EXERCISE DETAILS: Any picture among the records should be left out, please; retype the rest exactly.

THE DATA:
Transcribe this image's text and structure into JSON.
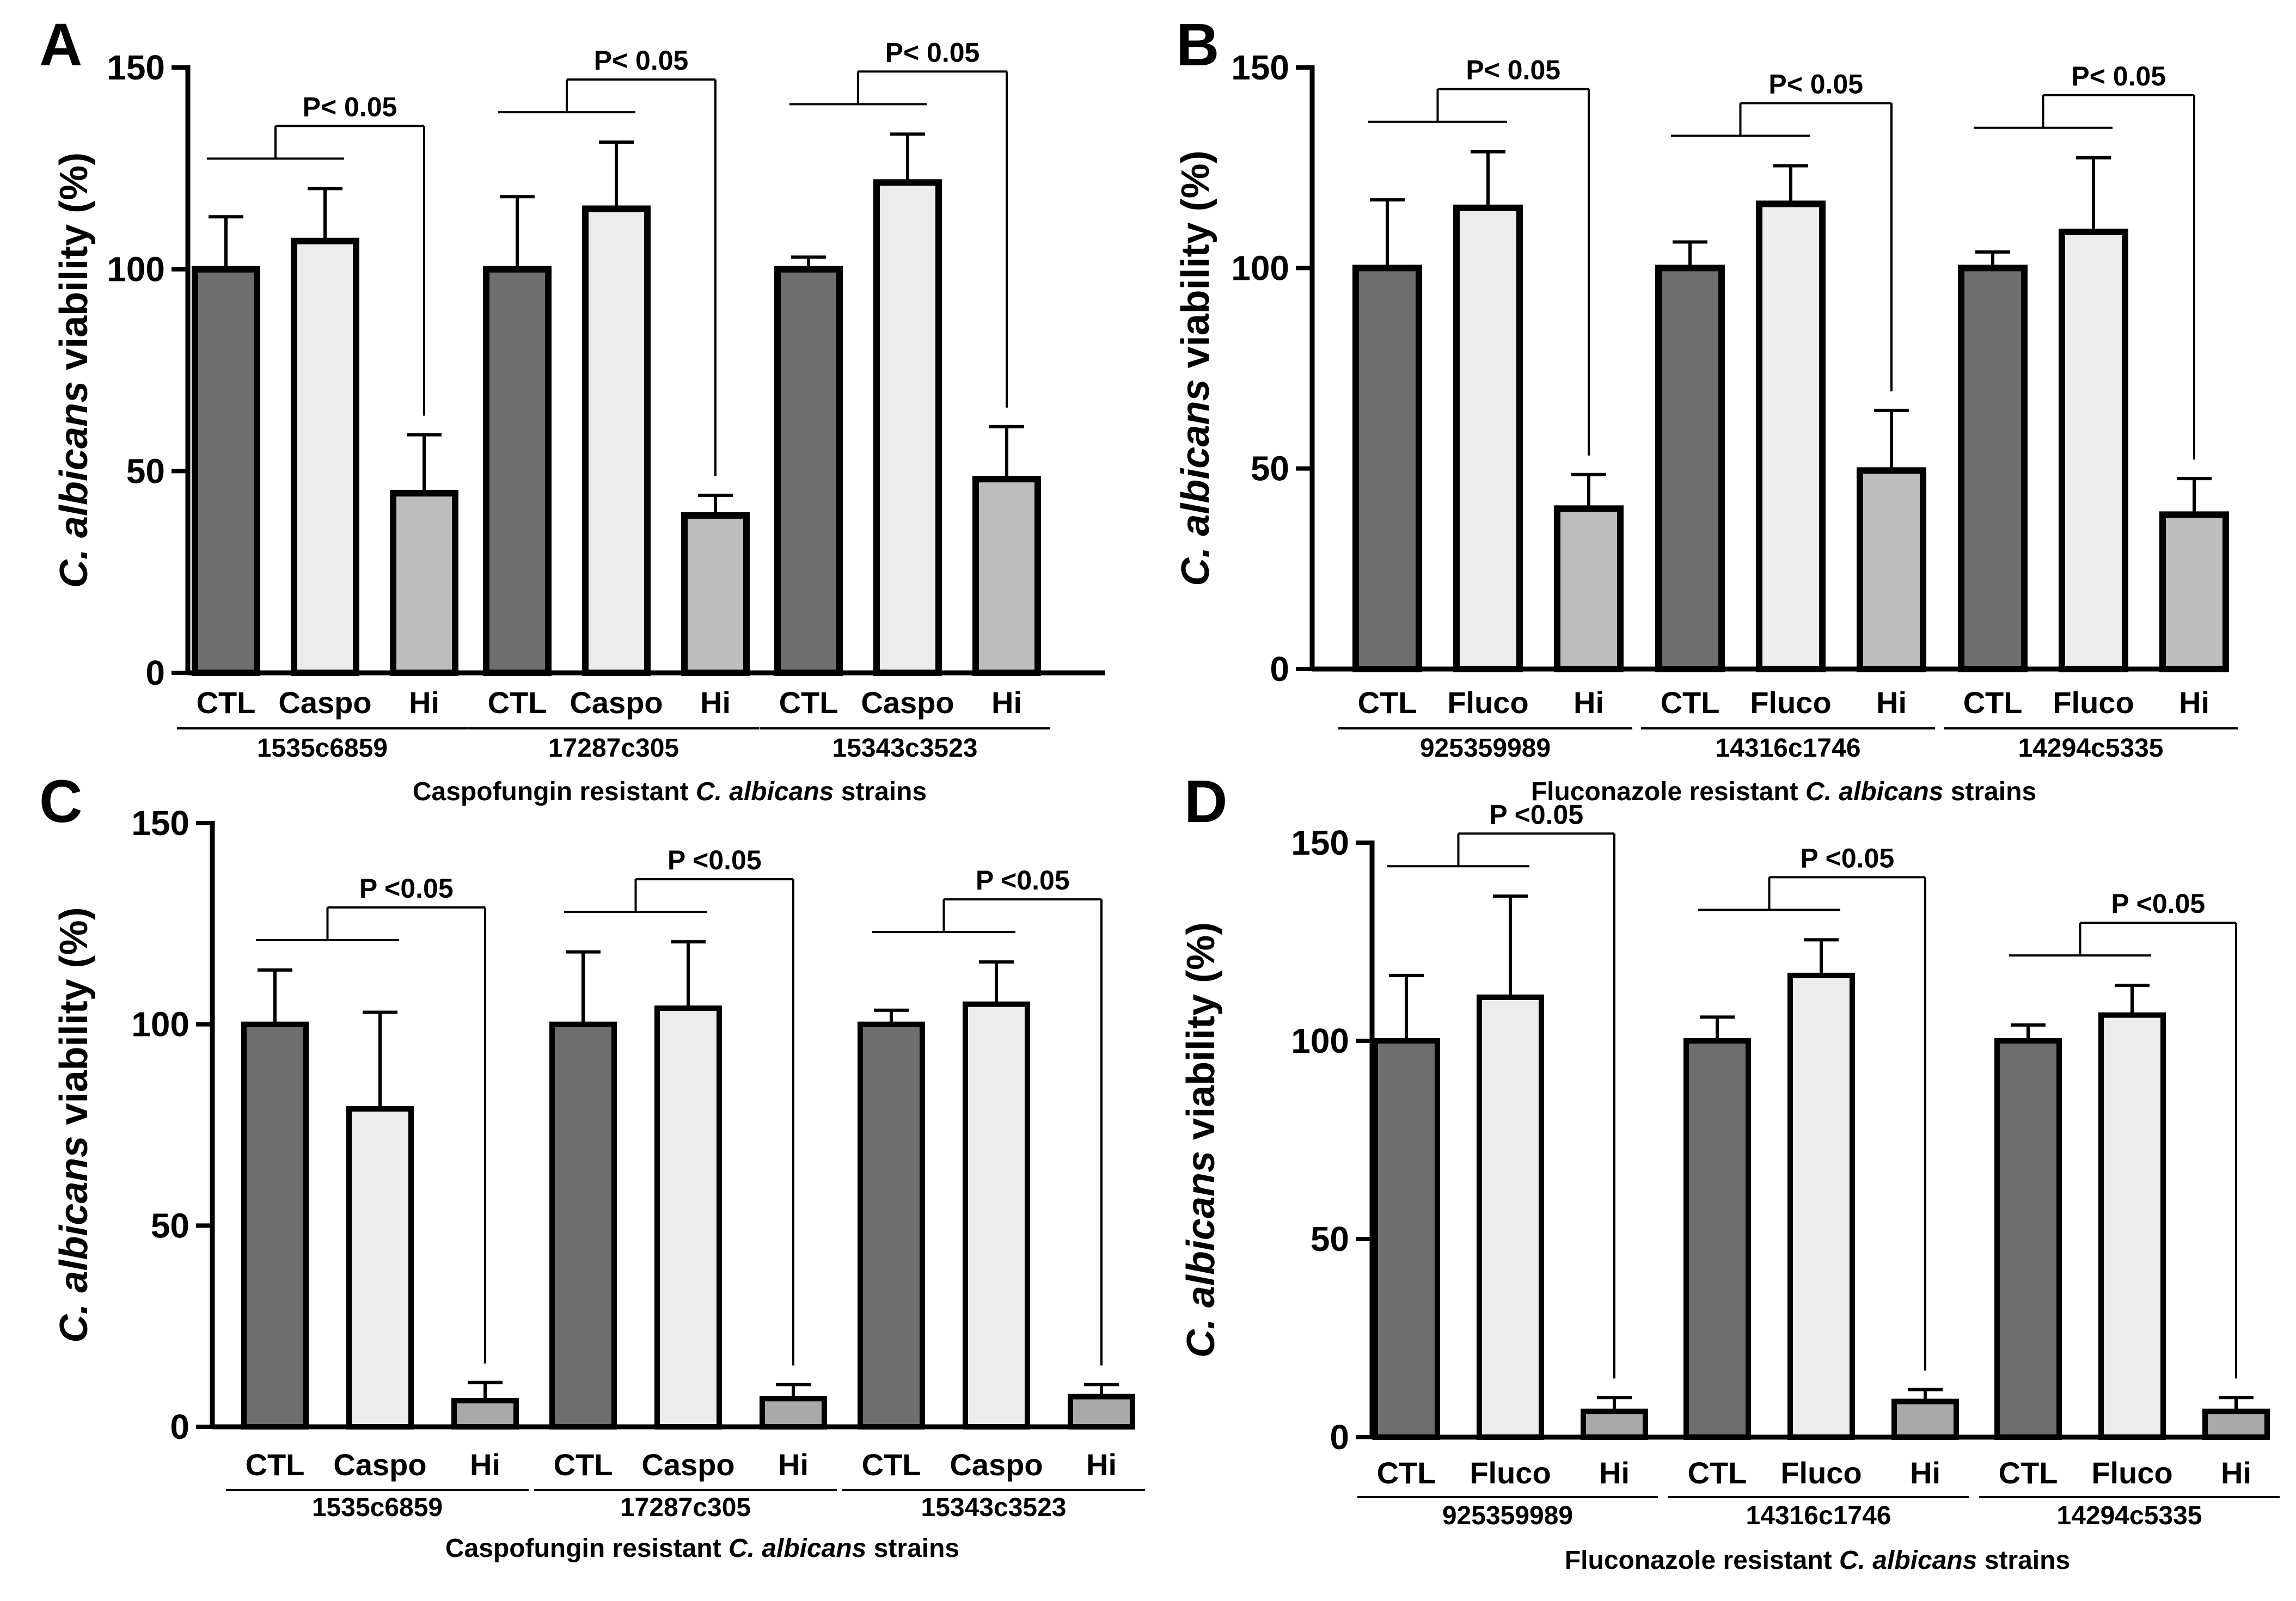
{
  "colors": {
    "ctl": "#6e6e6e",
    "treat": "#ececec",
    "hi": "#bdbdbd",
    "hi_cd": "#a9a9a9",
    "stroke": "#000000"
  },
  "chart_data": [
    {
      "panel": "A",
      "type": "bar",
      "ylabel": "C. albicans viability (%)",
      "ylim": [
        0,
        150
      ],
      "yticks": [
        "0",
        "50",
        "100",
        "150"
      ],
      "xlabel": "Caspofungin resistant C. albicans strains",
      "categories": [
        "CTL",
        "Caspo",
        "Hi"
      ],
      "groups": [
        {
          "name": "1535c6859",
          "values": [
            100,
            107,
            44.5
          ],
          "errors": [
            13,
            13,
            14.5
          ],
          "pvalue": "P< 0.05"
        },
        {
          "name": "17287c305",
          "values": [
            100,
            115,
            39
          ],
          "errors": [
            18,
            16.5,
            5
          ],
          "pvalue": "P< 0.05"
        },
        {
          "name": "15343c3523",
          "values": [
            100,
            121.5,
            48
          ],
          "errors": [
            3,
            12,
            13
          ],
          "pvalue": "P< 0.05"
        }
      ]
    },
    {
      "panel": "B",
      "type": "bar",
      "ylabel": "C. albicans viability (%)",
      "ylim": [
        0,
        150
      ],
      "yticks": [
        "0",
        "50",
        "100",
        "150"
      ],
      "xlabel": "Fluconazole resistant C. albicans strains",
      "categories": [
        "CTL",
        "Fluco",
        "Hi"
      ],
      "groups": [
        {
          "name": "925359989",
          "values": [
            100,
            115,
            40
          ],
          "errors": [
            17,
            14,
            8.5
          ],
          "pvalue": "P< 0.05"
        },
        {
          "name": "14316c1746",
          "values": [
            100,
            116,
            49.5
          ],
          "errors": [
            6.5,
            9.5,
            15
          ],
          "pvalue": "P< 0.05"
        },
        {
          "name": "14294c5335",
          "values": [
            100,
            109,
            38.5
          ],
          "errors": [
            4,
            18.5,
            9
          ],
          "pvalue": "P< 0.05"
        }
      ]
    },
    {
      "panel": "C",
      "type": "bar",
      "ylabel": "C. albicans viability (%)",
      "ylim": [
        0,
        150
      ],
      "yticks": [
        "0",
        "50",
        "100",
        "150"
      ],
      "xlabel": "Caspofungin resistant C. albicans strains",
      "categories": [
        "CTL",
        "Caspo",
        "Hi"
      ],
      "groups": [
        {
          "name": "1535c6859",
          "values": [
            100,
            79,
            6.5
          ],
          "errors": [
            13.5,
            24,
            4.5
          ],
          "pvalue": "P <0.05"
        },
        {
          "name": "17287c305",
          "values": [
            100,
            104,
            7
          ],
          "errors": [
            18,
            16.5,
            3.5
          ],
          "pvalue": "P <0.05"
        },
        {
          "name": "15343c3523",
          "values": [
            100,
            105,
            7.5
          ],
          "errors": [
            3.5,
            10.5,
            3
          ],
          "pvalue": "P <0.05"
        }
      ]
    },
    {
      "panel": "D",
      "type": "bar",
      "ylabel": "C. albicans viability (%)",
      "ylim": [
        0,
        150
      ],
      "yticks": [
        "0",
        "50",
        "100",
        "150"
      ],
      "xlabel": "Fluconazole resistant C. albicans strains",
      "categories": [
        "CTL",
        "Fluco",
        "Hi"
      ],
      "groups": [
        {
          "name": "925359989",
          "values": [
            100,
            111,
            6.5
          ],
          "errors": [
            16.5,
            25.5,
            3.5
          ],
          "pvalue": "P <0.05"
        },
        {
          "name": "14316c1746",
          "values": [
            100,
            116.5,
            9
          ],
          "errors": [
            6,
            9,
            3
          ],
          "pvalue": "P <0.05"
        },
        {
          "name": "14294c5335",
          "values": [
            100,
            106.5,
            6.5
          ],
          "errors": [
            4,
            7.5,
            3.5
          ],
          "pvalue": "P <0.05"
        }
      ]
    }
  ]
}
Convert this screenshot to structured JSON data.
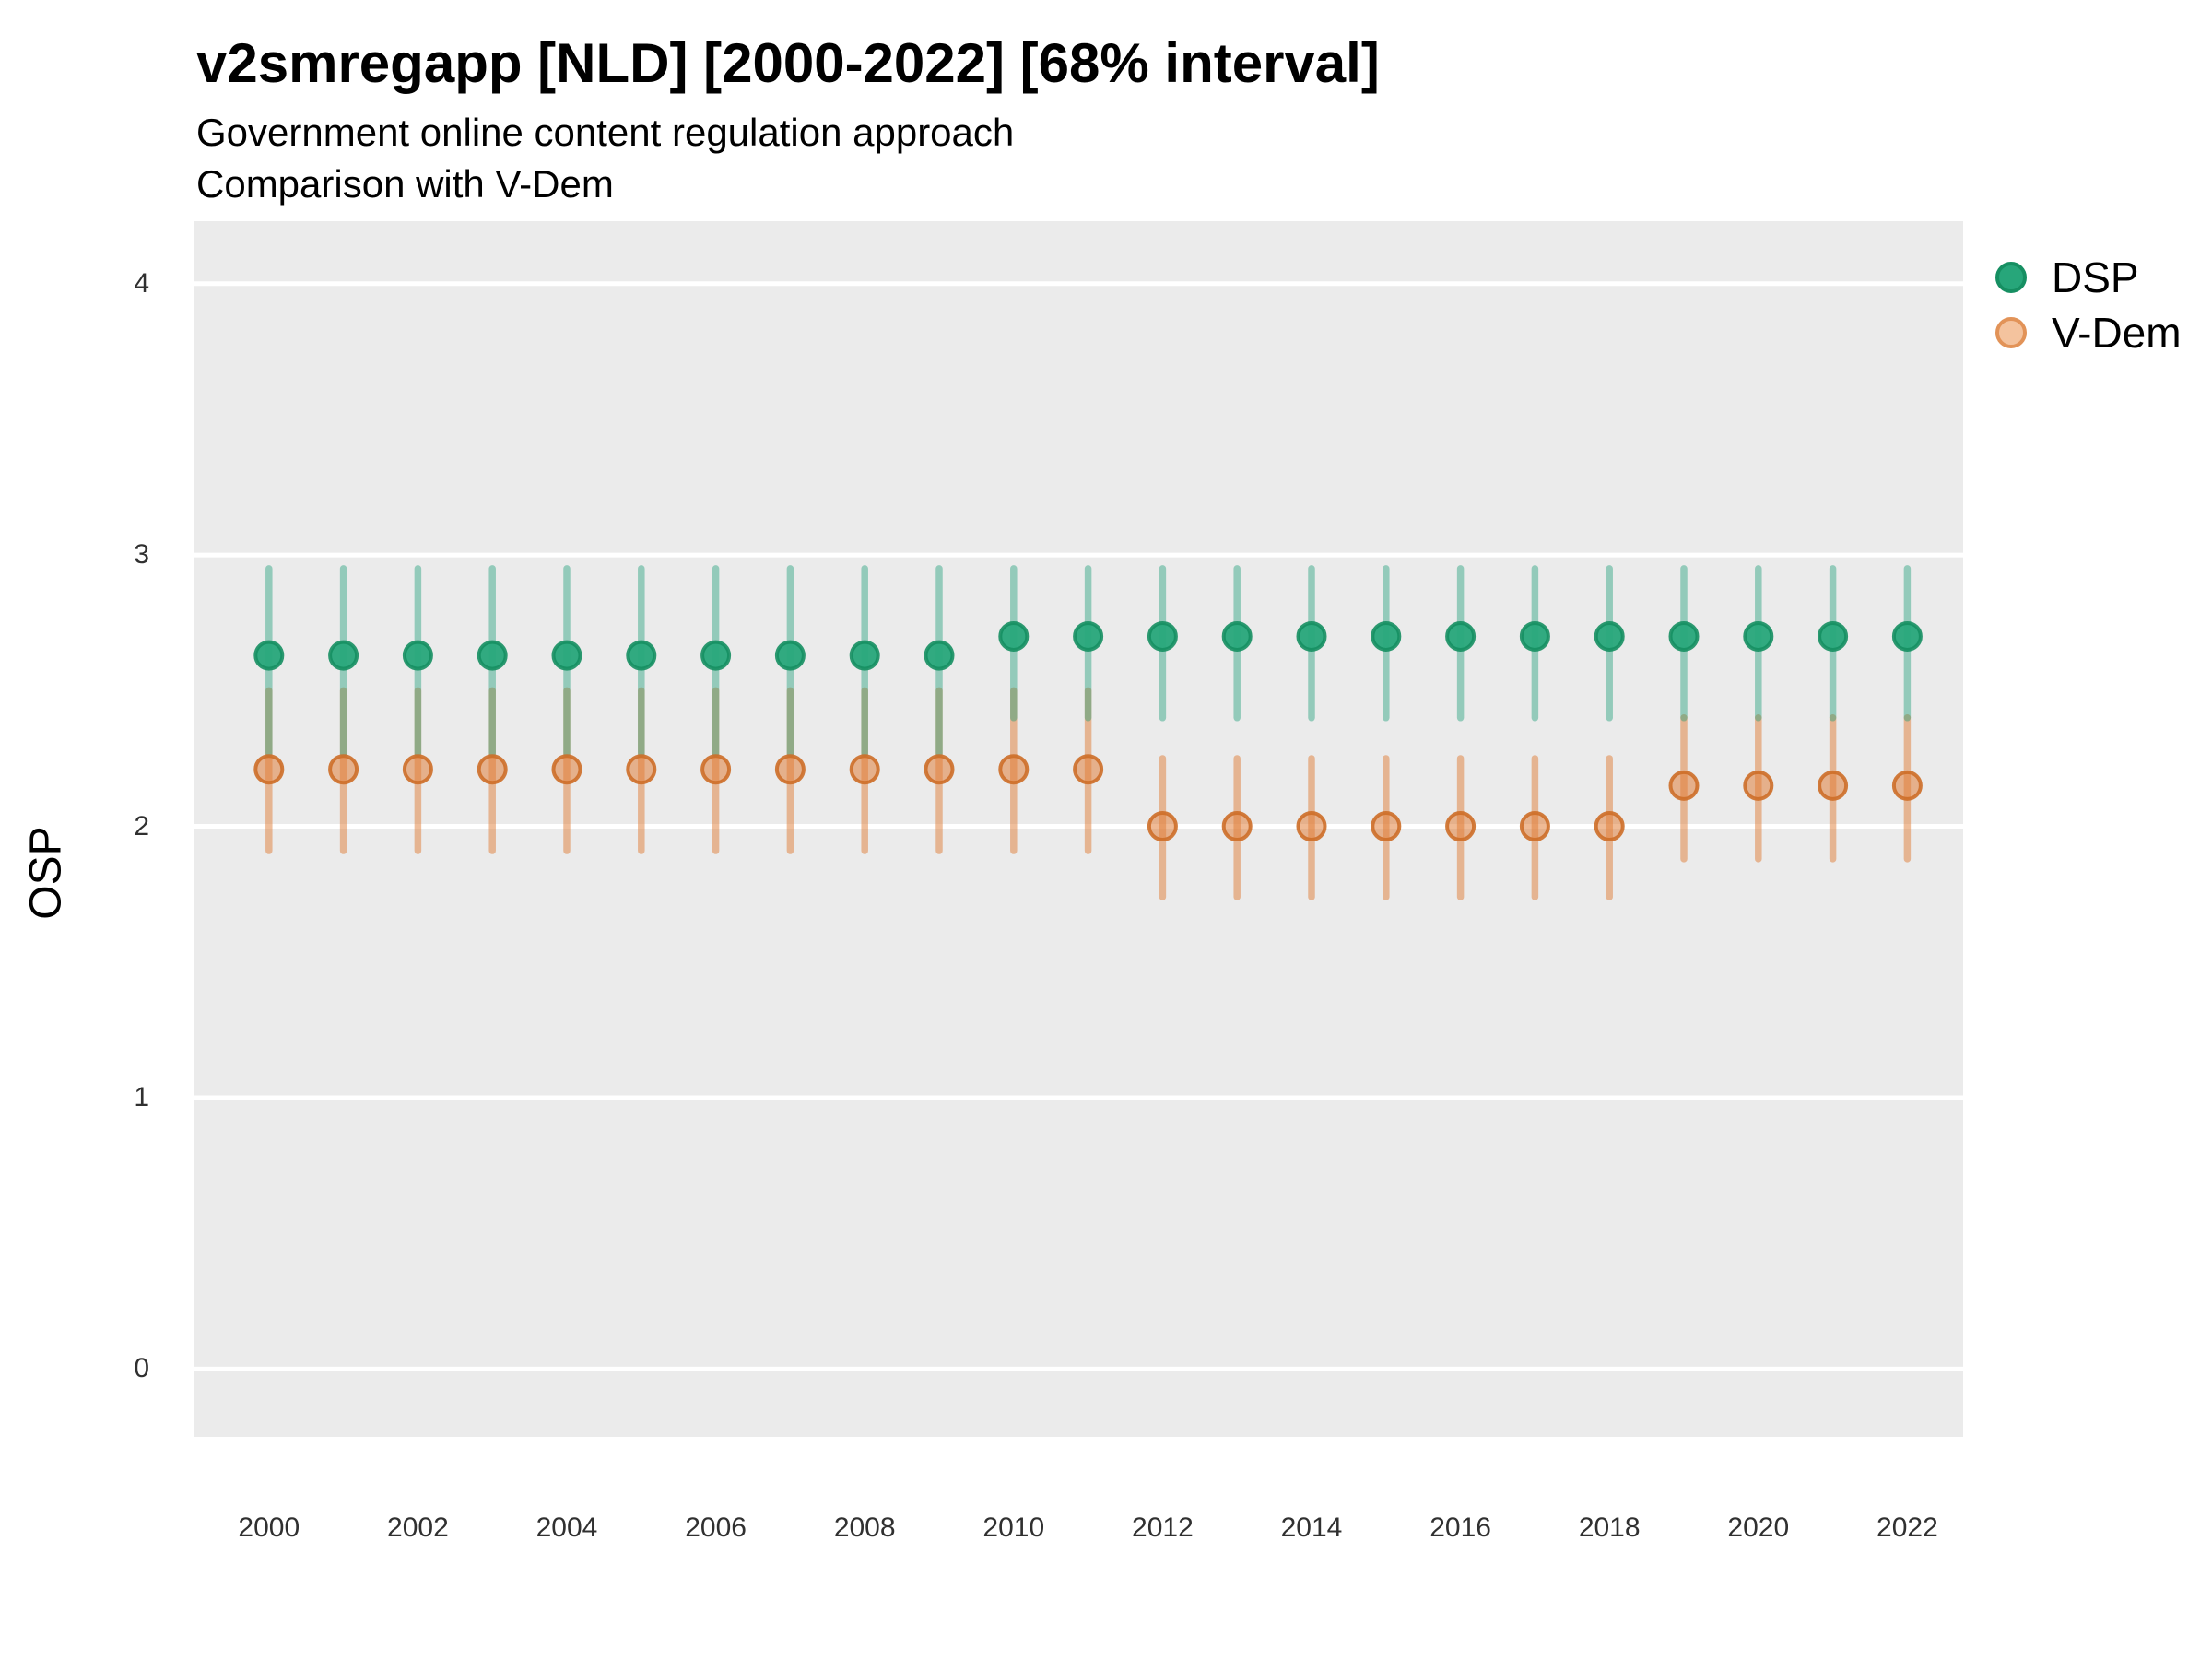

PROBLEM SOLUTION:
Transcribe this image's text and structure into JSON.
{
  "colors": {
    "ctl": "#6e6e6e",
    "treat": "#ececec",
    "hi": "#bdbdbd",
    "hi_cd": "#a9a9a9",
    "stroke": "#000000"
  },
  "chart_data": [
    {
      "panel": "A",
      "type": "bar",
      "ylabel": "C. albicans viability (%)",
      "ylim": [
        0,
        150
      ],
      "yticks": [
        "0",
        "50",
        "100",
        "150"
      ],
      "xlabel": "Caspofungin resistant C. albicans strains",
      "categories": [
        "CTL",
        "Caspo",
        "Hi"
      ],
      "groups": [
        {
          "name": "1535c6859",
          "values": [
            100,
            107,
            44.5
          ],
          "errors": [
            13,
            13,
            14.5
          ],
          "pvalue": "P< 0.05"
        },
        {
          "name": "17287c305",
          "values": [
            100,
            115,
            39
          ],
          "errors": [
            18,
            16.5,
            5
          ],
          "pvalue": "P< 0.05"
        },
        {
          "name": "15343c3523",
          "values": [
            100,
            121.5,
            48
          ],
          "errors": [
            3,
            12,
            13
          ],
          "pvalue": "P< 0.05"
        }
      ]
    },
    {
      "panel": "B",
      "type": "bar",
      "ylabel": "C. albicans viability (%)",
      "ylim": [
        0,
        150
      ],
      "yticks": [
        "0",
        "50",
        "100",
        "150"
      ],
      "xlabel": "Fluconazole resistant C. albicans strains",
      "categories": [
        "CTL",
        "Fluco",
        "Hi"
      ],
      "groups": [
        {
          "name": "925359989",
          "values": [
            100,
            115,
            40
          ],
          "errors": [
            17,
            14,
            8.5
          ],
          "pvalue": "P< 0.05"
        },
        {
          "name": "14316c1746",
          "values": [
            100,
            116,
            49.5
          ],
          "errors": [
            6.5,
            9.5,
            15
          ],
          "pvalue": "P< 0.05"
        },
        {
          "name": "14294c5335",
          "values": [
            100,
            109,
            38.5
          ],
          "errors": [
            4,
            18.5,
            9
          ],
          "pvalue": "P< 0.05"
        }
      ]
    },
    {
      "panel": "C",
      "type": "bar",
      "ylabel": "C. albicans viability (%)",
      "ylim": [
        0,
        150
      ],
      "yticks": [
        "0",
        "50",
        "100",
        "150"
      ],
      "xlabel": "Caspofungin resistant C. albicans strains",
      "categories": [
        "CTL",
        "Caspo",
        "Hi"
      ],
      "groups": [
        {
          "name": "1535c6859",
          "values": [
            100,
            79,
            6.5
          ],
          "errors": [
            13.5,
            24,
            4.5
          ],
          "pvalue": "P <0.05"
        },
        {
          "name": "17287c305",
          "values": [
            100,
            104,
            7
          ],
          "errors": [
            18,
            16.5,
            3.5
          ],
          "pvalue": "P <0.05"
        },
        {
          "name": "15343c3523",
          "values": [
            100,
            105,
            7.5
          ],
          "errors": [
            3.5,
            10.5,
            3
          ],
          "pvalue": "P <0.05"
        }
      ]
    },
    {
      "panel": "D",
      "type": "bar",
      "ylabel": "C. albicans viability (%)",
      "ylim": [
        0,
        150
      ],
      "yticks": [
        "0",
        "50",
        "100",
        "150"
      ],
      "xlabel": "Fluconazole resistant C. albicans strains",
      "categories": [
        "CTL",
        "Fluco",
        "Hi"
      ],
      "groups": [
        {
          "name": "925359989",
          "values": [
            100,
            111,
            6.5
          ],
          "errors": [
            16.5,
            25.5,
            3.5
          ],
          "pvalue": "P <0.05"
        },
        {
          "name": "14316c1746",
          "values": [
            100,
            116.5,
            9
          ],
          "errors": [
            6,
            9,
            3
          ],
          "pvalue": "P <0.05"
        },
        {
          "name": "14294c5335",
          "values": [
            100,
            106.5,
            6.5
          ],
          "errors": [
            4,
            7.5,
            3.5
          ],
          "pvalue": "P <0.05"
        }
      ]
    }
  ]
}
Convert this screenshot to structured JSON data.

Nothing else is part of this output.